-- BEGIN EXTRACTED INFORMATION --
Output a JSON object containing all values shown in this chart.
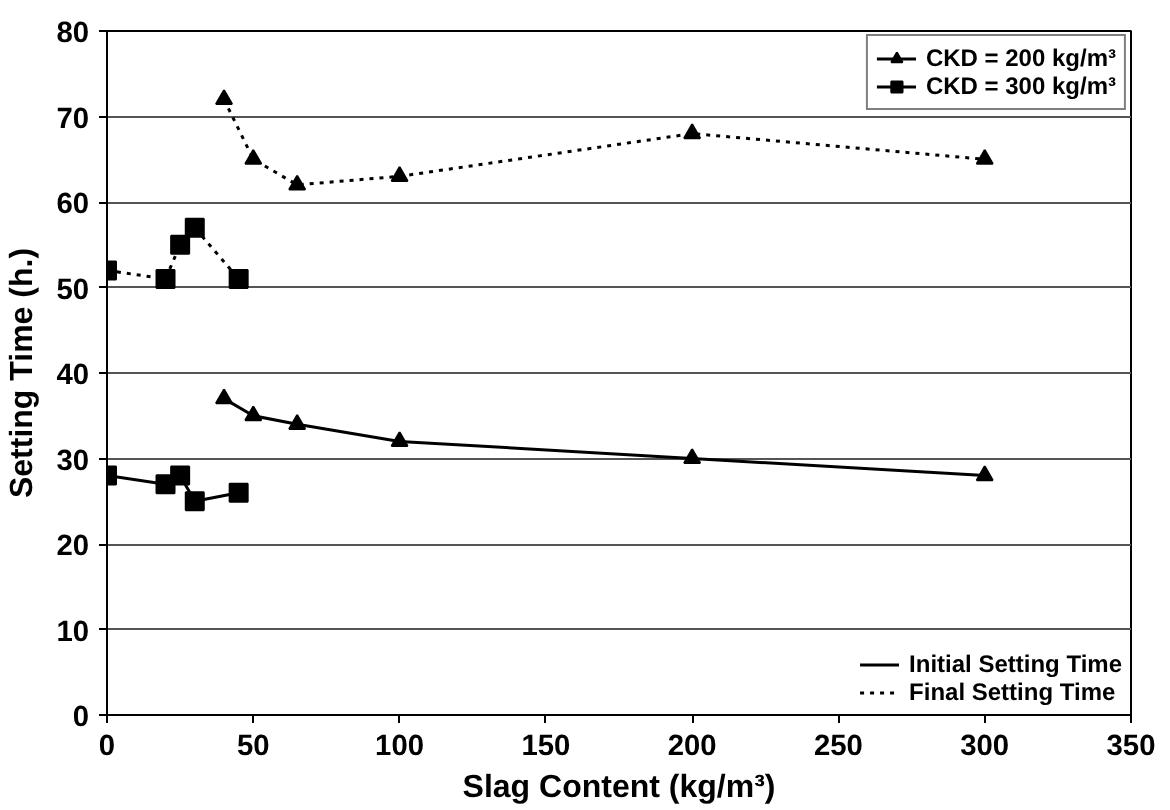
{
  "chart_data": {
    "type": "line",
    "xlabel": "Slag Content (kg/m³)",
    "ylabel": "Setting Time (h.)",
    "xlim": [
      0,
      350
    ],
    "xticks": [
      0,
      50,
      100,
      150,
      200,
      250,
      300,
      350
    ],
    "ylim": [
      0,
      80
    ],
    "yticks": [
      0,
      10,
      20,
      30,
      40,
      50,
      60,
      70,
      80
    ],
    "grid": "y",
    "legend": "top right",
    "series": [
      {
        "name": "CKD = 200 kg/m³",
        "color": "#000000",
        "marker": "triangle",
        "line_style": "solid",
        "x": [
          40,
          50,
          65,
          100,
          200,
          300
        ],
        "values": [
          37,
          35,
          34,
          32,
          30,
          28
        ]
      },
      {
        "color": "#000000",
        "marker": "triangle",
        "line_style": "dotted",
        "x": [
          40,
          50,
          65,
          100,
          200,
          300
        ],
        "values": [
          72,
          65,
          62,
          63,
          68,
          65
        ]
      },
      {
        "name": "CKD = 300 kg/m³",
        "color": "#000000",
        "marker": "square",
        "line_style": "solid",
        "x": [
          0,
          20,
          25,
          30,
          45
        ],
        "values": [
          28,
          27,
          28,
          25,
          26
        ]
      },
      {
        "color": "#000000",
        "marker": "square",
        "line_style": "dotted",
        "x": [
          0,
          20,
          25,
          30,
          45
        ],
        "values": [
          52,
          51,
          55,
          57,
          51
        ]
      }
    ],
    "annotations": [
      "Initial Setting Time",
      "Final Setting Time"
    ]
  }
}
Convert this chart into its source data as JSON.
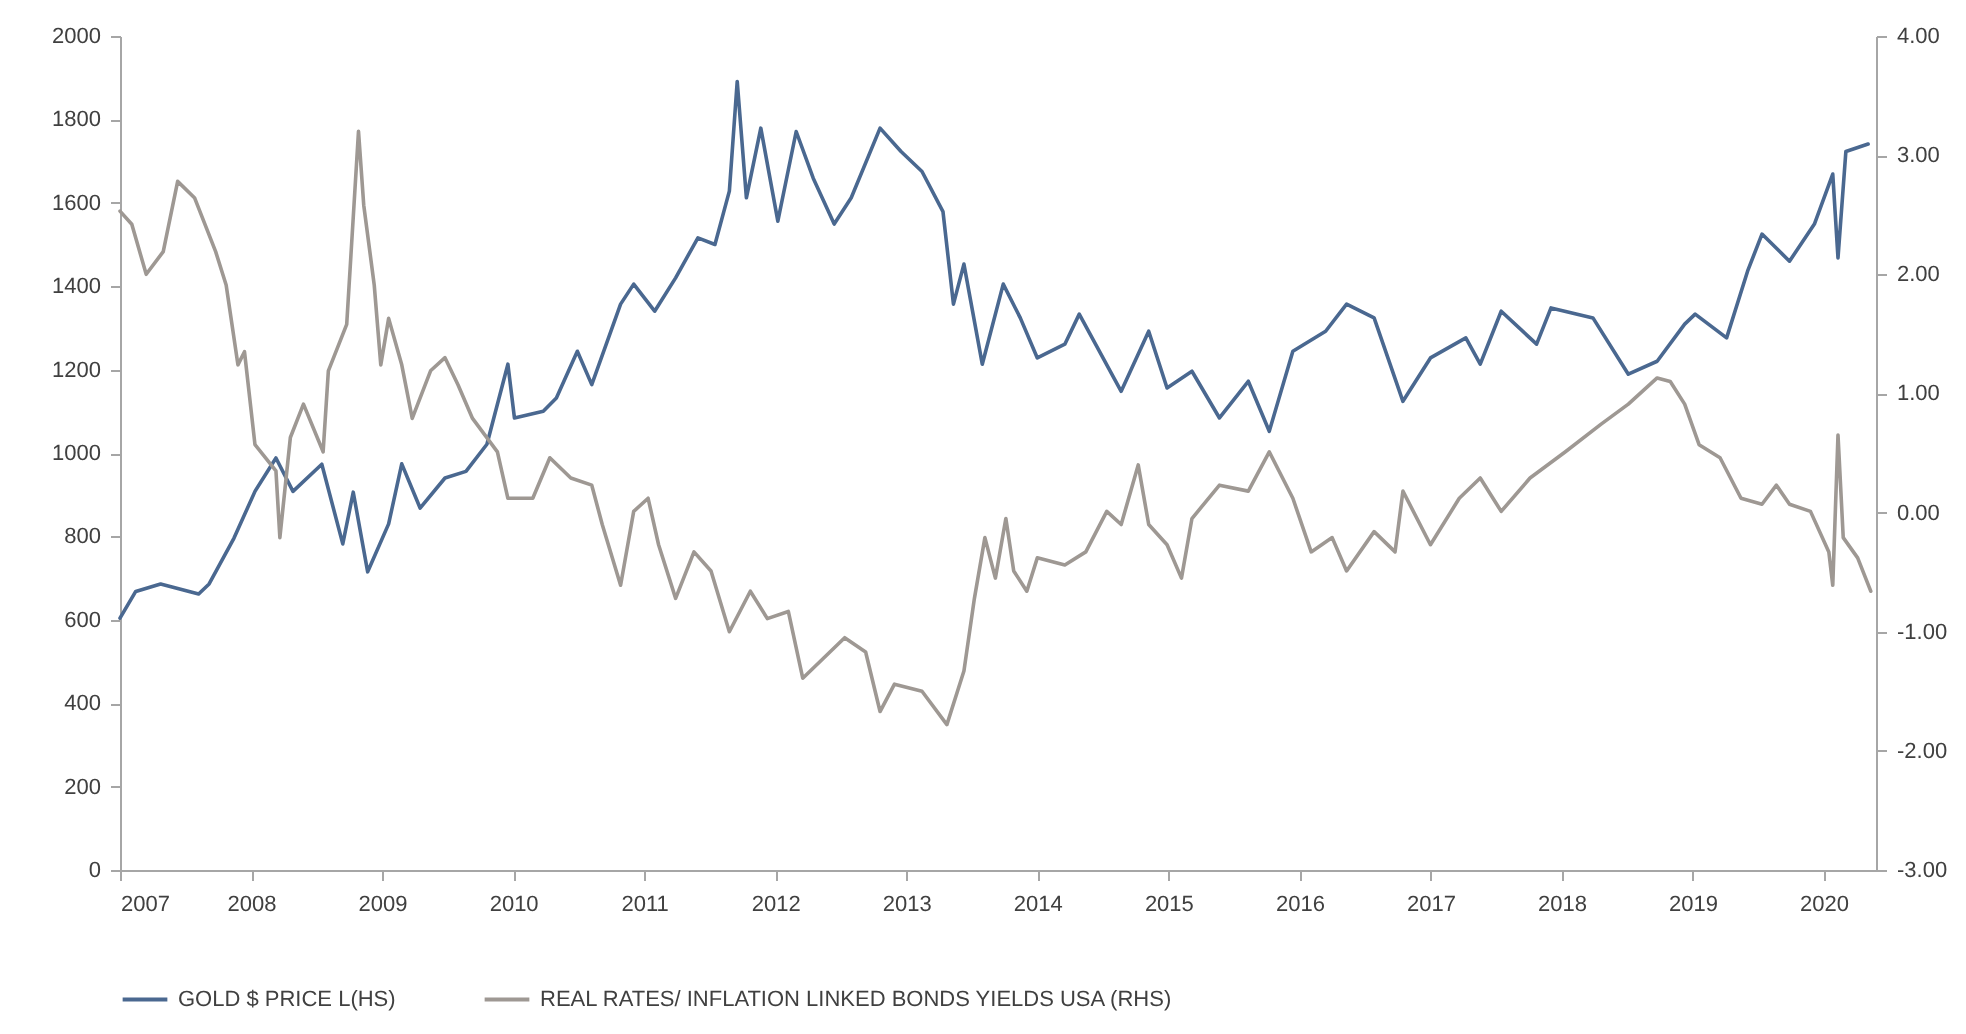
-- END EXTRACTED INFORMATION --
EXERCISE AIM: Output all the records, word for word, with no pictures in the copy.

RESULT BELOW:
Output a JSON object containing all values shown in this chart.
{
  "chart_data": {
    "type": "line",
    "xlabel": "Slag Content (kg/m³)",
    "ylabel": "Setting Time (h.)",
    "xlim": [
      0,
      350
    ],
    "xticks": [
      0,
      50,
      100,
      150,
      200,
      250,
      300,
      350
    ],
    "ylim": [
      0,
      80
    ],
    "yticks": [
      0,
      10,
      20,
      30,
      40,
      50,
      60,
      70,
      80
    ],
    "grid": "y",
    "legend": "top right",
    "series": [
      {
        "name": "CKD = 200 kg/m³",
        "color": "#000000",
        "marker": "triangle",
        "line_style": "solid",
        "x": [
          40,
          50,
          65,
          100,
          200,
          300
        ],
        "values": [
          37,
          35,
          34,
          32,
          30,
          28
        ]
      },
      {
        "color": "#000000",
        "marker": "triangle",
        "line_style": "dotted",
        "x": [
          40,
          50,
          65,
          100,
          200,
          300
        ],
        "values": [
          72,
          65,
          62,
          63,
          68,
          65
        ]
      },
      {
        "name": "CKD = 300 kg/m³",
        "color": "#000000",
        "marker": "square",
        "line_style": "solid",
        "x": [
          0,
          20,
          25,
          30,
          45
        ],
        "values": [
          28,
          27,
          28,
          25,
          26
        ]
      },
      {
        "color": "#000000",
        "marker": "square",
        "line_style": "dotted",
        "x": [
          0,
          20,
          25,
          30,
          45
        ],
        "values": [
          52,
          51,
          55,
          57,
          51
        ]
      }
    ],
    "annotations": [
      "Initial Setting Time",
      "Final Setting Time"
    ]
  }
}
Convert this chart into its source data as JSON.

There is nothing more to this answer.